Set task => Quote the records that follow in full and exactly; leave out the pictures.

Dataset records =>
________________
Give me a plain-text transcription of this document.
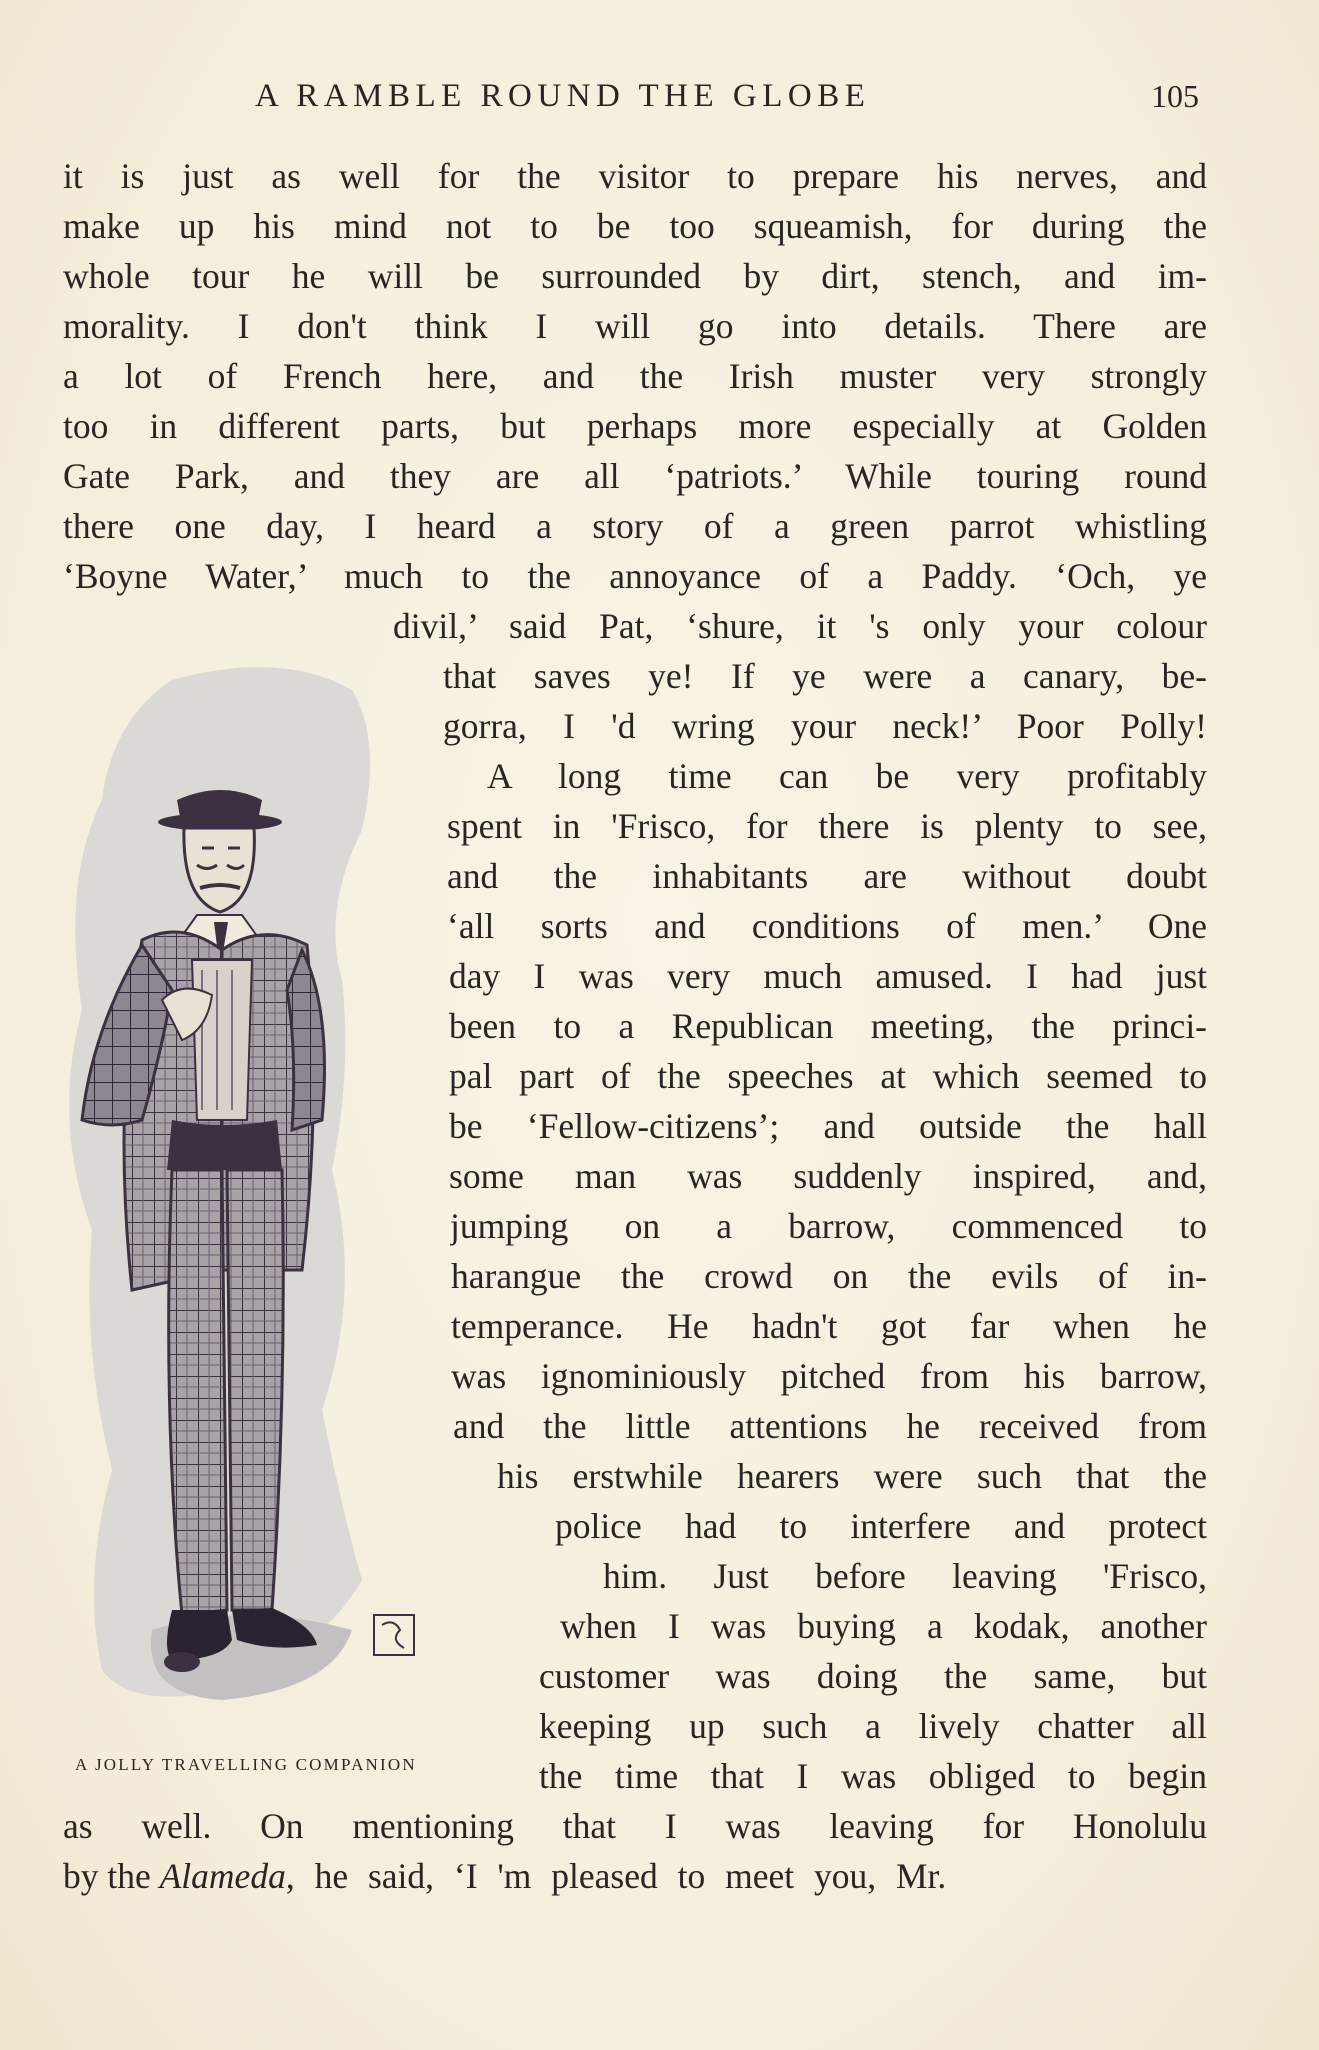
A RAMBLE ROUND THE GLOBE	105
it is just as well for the visitor to prepare his nerves, and
make up his mind not to be too squeamish, for during the
whole tour he will be surrounded by dirt, stench, and im-
morality. I don't think I will go into details. There are
a lot of French here, and the Irish muster very strongly
too in different parts, but perhaps more especially at Golden
Gate Park, and they are all ‘patriots.’ While touring round
there one day, I heard a story of a green parrot whistling
‘Boyne Water,’ much to the annoyance of a Paddy. ‘Och, ye
divil,’ said Pat, ‘shure, it 's only your colour
that saves ye! If ye were a canary, be-
gorra, I 'd wring your neck!’ Poor Polly!
A long time can be very profitably
spent in 'Frisco, for there is plenty to see,
and the inhabitants are without doubt
‘all sorts and conditions of men.’ One
day I was very much amused. I had just
been to a Republican meeting, the princi-
pal part of the speeches at which seemed to
be ‘Fellow-citizens’; and outside the hall
some man was suddenly inspired, and,
jumping on a barrow, commenced to
harangue the crowd on the evils of in-
temperance. He hadn't got far when he
was ignominiously pitched from his barrow,
and the little attentions he received from
his erstwhile hearers were such that the
police had to interfere and protect
him. Just before leaving 'Frisco,
when I was buying a kodak, another
customer was doing the same, but
keeping up such a lively chatter all
the time that I was obliged to begin
as well. On mentioning that I was leaving for Honolulu
by the Alameda, he said, ‘I 'm pleased to meet you, Mr.
A JOLLY TRAVELLING COMPANION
________________
Reply =>
Give me a plain-text transcription of this document.
A RAMBLE ROUND THE GLOBE	105
it is just as well for the visitor to prepare his nerves, and
make up his mind not to be too squeamish, for during the
whole tour he will be surrounded by dirt, stench, and im-
morality. I don't think I will go into details. There are
a lot of French here, and the Irish muster very strongly
too in different parts, but perhaps more especially at Golden
Gate Park, and they are all ‘patriots.’ While touring round
there one day, I heard a story of a green parrot whistling
‘Boyne Water,’ much to the annoyance of a Paddy. ‘Och, ye
divil,’ said Pat, ‘shure, it 's only your colour
that saves ye! If ye were a canary, be-
gorra, I 'd wring your neck!’ Poor Polly!
A long time can be very profitably
spent in 'Frisco, for there is plenty to see,
and the inhabitants are without doubt
‘all sorts and conditions of men.’ One
day I was very much amused. I had just
been to a Republican meeting, the princi-
pal part of the speeches at which seemed to
be ‘Fellow-citizens’; and outside the hall
some man was suddenly inspired, and,
jumping on a barrow, commenced to
harangue the crowd on the evils of in-
temperance. He hadn't got far when he
was ignominiously pitched from his barrow,
and the little attentions he received from
his erstwhile hearers were such that the
police had to interfere and protect
him. Just before leaving 'Frisco,
when I was buying a kodak, another
customer was doing the same, but
keeping up such a lively chatter all
the time that I was obliged to begin
as well. On mentioning that I was leaving for Honolulu
by the Alameda, he said, ‘I 'm pleased to meet you, Mr.
A JOLLY TRAVELLING COMPANION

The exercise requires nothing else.